Requirement -> In the data below, find every line that has the string "Tickets", and copy it.

──────── Source material

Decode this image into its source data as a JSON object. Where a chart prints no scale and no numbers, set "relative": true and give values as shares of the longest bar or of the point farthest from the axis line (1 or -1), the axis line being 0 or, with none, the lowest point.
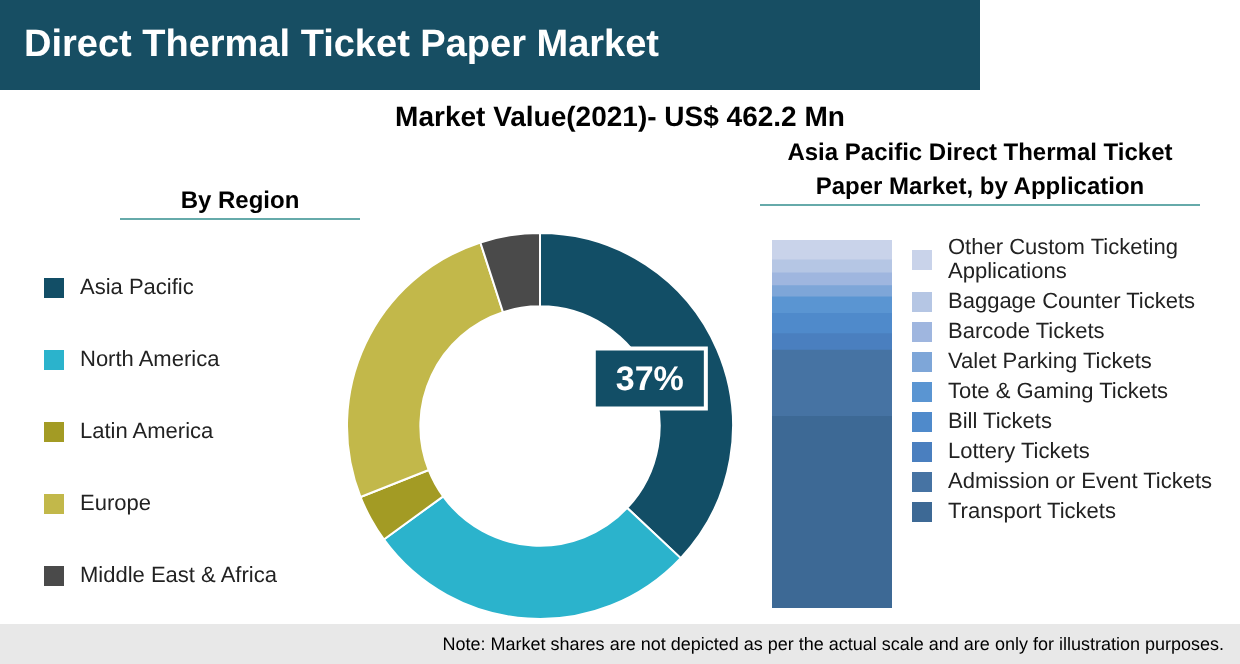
{
  "chart_data": [
    {
      "type": "donut",
      "title": "Direct Thermal Ticket Paper Market",
      "subtitle": "Market Value(2021)- US$ 462.2 Mn",
      "legend": "left",
      "categories": [
        "Asia Pacific",
        "North America",
        "Latin America",
        "Europe",
        "Middle East & Africa"
      ],
      "values": [
        37,
        28,
        4,
        26,
        5
      ],
      "colors": [
        "#124e66",
        "#2bb3cc",
        "#a39b24",
        "#c2b84a",
        "#4a4a4a"
      ],
      "value_labels": [
        "37%",
        null,
        null,
        null,
        null
      ],
      "annotations": [
        "By Region",
        "Note: Market shares are not depicted as per the actual scale and are only for illustration purposes."
      ]
    },
    {
      "type": "bar",
      "title": "Asia Pacific Direct Thermal Ticket Paper Market, by Application",
      "stacked": true,
      "relative": true,
      "legend": "right",
      "categories": [
        null
      ],
      "series": [
        {
          "name": "Transport Tickets",
          "color": "#3d6995",
          "values": [
            0.52
          ]
        },
        {
          "name": "Admission or Event Tickets",
          "color": "#4673a3",
          "values": [
            0.18
          ]
        },
        {
          "name": "Lottery Tickets",
          "color": "#4a7fbf",
          "values": [
            0.045
          ]
        },
        {
          "name": "Bill Tickets",
          "color": "#4f8acb",
          "values": [
            0.055
          ]
        },
        {
          "name": "Tote & Gaming Tickets",
          "color": "#5a95d2",
          "values": [
            0.045
          ]
        },
        {
          "name": "Valet Parking Tickets",
          "color": "#7ea6d8",
          "values": [
            0.03
          ]
        },
        {
          "name": "Barcode Tickets",
          "color": "#9fb6df",
          "values": [
            0.035
          ]
        },
        {
          "name": "Baggage Counter Tickets",
          "color": "#b5c6e4",
          "values": [
            0.035
          ]
        },
        {
          "name": "Other Custom Ticketing Applications",
          "color": "#c9d3ea",
          "values": [
            0.055
          ]
        }
      ]
    }
  ]
}
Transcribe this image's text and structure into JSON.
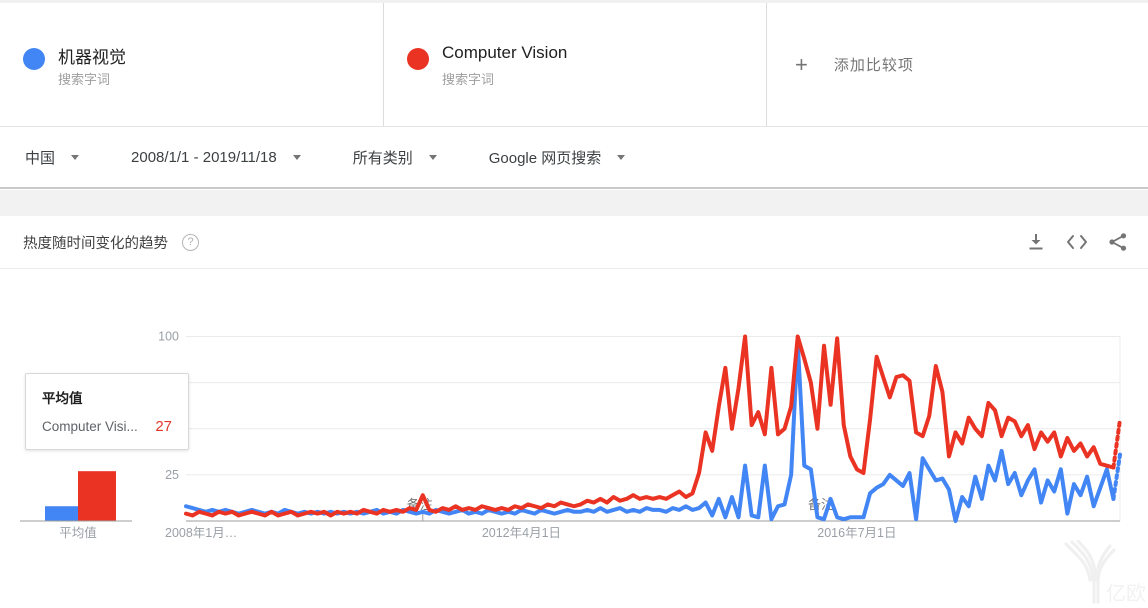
{
  "terms": [
    {
      "label": "机器视觉",
      "type_label": "搜索字词",
      "color": "#4285f4"
    },
    {
      "label": "Computer Vision",
      "type_label": "搜索字词",
      "color": "#ea3323"
    }
  ],
  "add_comparison": {
    "plus": "+",
    "label": "添加比较项"
  },
  "filters": {
    "region": "中国",
    "date_range": "2008/1/1 - 2019/11/18",
    "category": "所有类别",
    "search_type": "Google 网页搜索"
  },
  "panel": {
    "title": "热度随时间变化的趋势",
    "help_glyph": "?",
    "icons": [
      "download-icon",
      "embed-icon",
      "share-icon"
    ]
  },
  "tooltip": {
    "title": "平均值",
    "rows": [
      {
        "name": "Computer Visi...",
        "value": "27",
        "color": "#e4372b"
      }
    ]
  },
  "watermark_text": "亿欧",
  "chart_data": {
    "type": "line",
    "title": "热度随时间变化的趋势",
    "x_start": "2008-01",
    "x_end": "2019-11",
    "x_unit": "month",
    "ylim": [
      0,
      100
    ],
    "gridlines": [
      100,
      75,
      50,
      25
    ],
    "yticks": [
      100,
      25
    ],
    "xticks": [
      {
        "label": "2008年1月…",
        "x_index": 0,
        "align": "left"
      },
      {
        "label": "2012年4月1日",
        "x_index": 51,
        "align": "center"
      },
      {
        "label": "2016年7月1日",
        "x_index": 102,
        "align": "center"
      }
    ],
    "annotations": [
      {
        "label": "备注",
        "x_index": 36
      },
      {
        "label": "备注",
        "x_index": 97
      }
    ],
    "dashed_tail_points": 2,
    "averages_label": "平均值",
    "series": [
      {
        "name": "机器视觉",
        "color": "#4285f4",
        "average": 8,
        "values": [
          8,
          7,
          6,
          5,
          6,
          5,
          6,
          5,
          4,
          5,
          6,
          5,
          4,
          5,
          4,
          6,
          5,
          4,
          5,
          4,
          5,
          4,
          5,
          4,
          5,
          4,
          5,
          4,
          5,
          6,
          4,
          5,
          4,
          6,
          5,
          4,
          5,
          4,
          6,
          5,
          4,
          5,
          6,
          4,
          5,
          4,
          6,
          5,
          4,
          5,
          4,
          6,
          5,
          4,
          6,
          5,
          4,
          5,
          6,
          5,
          5,
          6,
          5,
          7,
          5,
          6,
          7,
          5,
          6,
          5,
          7,
          6,
          6,
          5,
          7,
          6,
          8,
          6,
          7,
          10,
          3,
          12,
          2,
          13,
          2,
          30,
          3,
          2,
          30,
          1,
          8,
          9,
          25,
          97,
          30,
          28,
          2,
          1,
          12,
          2,
          1,
          2,
          2,
          2,
          15,
          18,
          20,
          25,
          22,
          19,
          26,
          1,
          34,
          28,
          22,
          23,
          17,
          0,
          13,
          8,
          24,
          12,
          30,
          22,
          38,
          20,
          26,
          14,
          22,
          28,
          10,
          22,
          16,
          28,
          4,
          20,
          14,
          24,
          8,
          18,
          28,
          12,
          36
        ]
      },
      {
        "name": "Computer Vision",
        "color": "#ea3323",
        "average": 27,
        "values": [
          4,
          3,
          5,
          4,
          3,
          5,
          4,
          5,
          3,
          4,
          5,
          4,
          3,
          5,
          3,
          4,
          5,
          3,
          4,
          5,
          4,
          5,
          3,
          5,
          4,
          5,
          4,
          6,
          5,
          4,
          6,
          5,
          6,
          5,
          7,
          6,
          14,
          6,
          5,
          7,
          6,
          8,
          6,
          7,
          6,
          8,
          7,
          6,
          7,
          6,
          8,
          7,
          9,
          8,
          7,
          9,
          8,
          10,
          9,
          8,
          9,
          11,
          10,
          12,
          10,
          13,
          11,
          12,
          14,
          12,
          13,
          12,
          13,
          12,
          14,
          16,
          13,
          15,
          26,
          48,
          38,
          62,
          83,
          50,
          72,
          100,
          52,
          59,
          47,
          83,
          47,
          50,
          62,
          100,
          88,
          75,
          50,
          95,
          63,
          99,
          52,
          35,
          28,
          26,
          55,
          89,
          78,
          67,
          78,
          79,
          76,
          48,
          46,
          57,
          84,
          70,
          35,
          48,
          42,
          56,
          50,
          46,
          64,
          60,
          46,
          56,
          54,
          46,
          52,
          39,
          48,
          43,
          48,
          35,
          45,
          38,
          42,
          35,
          40,
          31,
          30,
          29,
          55
        ]
      }
    ]
  }
}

────────────────

Correct result ->
          "name": "Transport Tickets",
          "name": "Admission or Event Tickets",
          "name": "Lottery Tickets",
          "name": "Bill Tickets",
          "name": "Tote & Gaming Tickets",
          "name": "Valet Parking Tickets",
          "name": "Barcode Tickets",
          "name": "Baggage Counter Tickets",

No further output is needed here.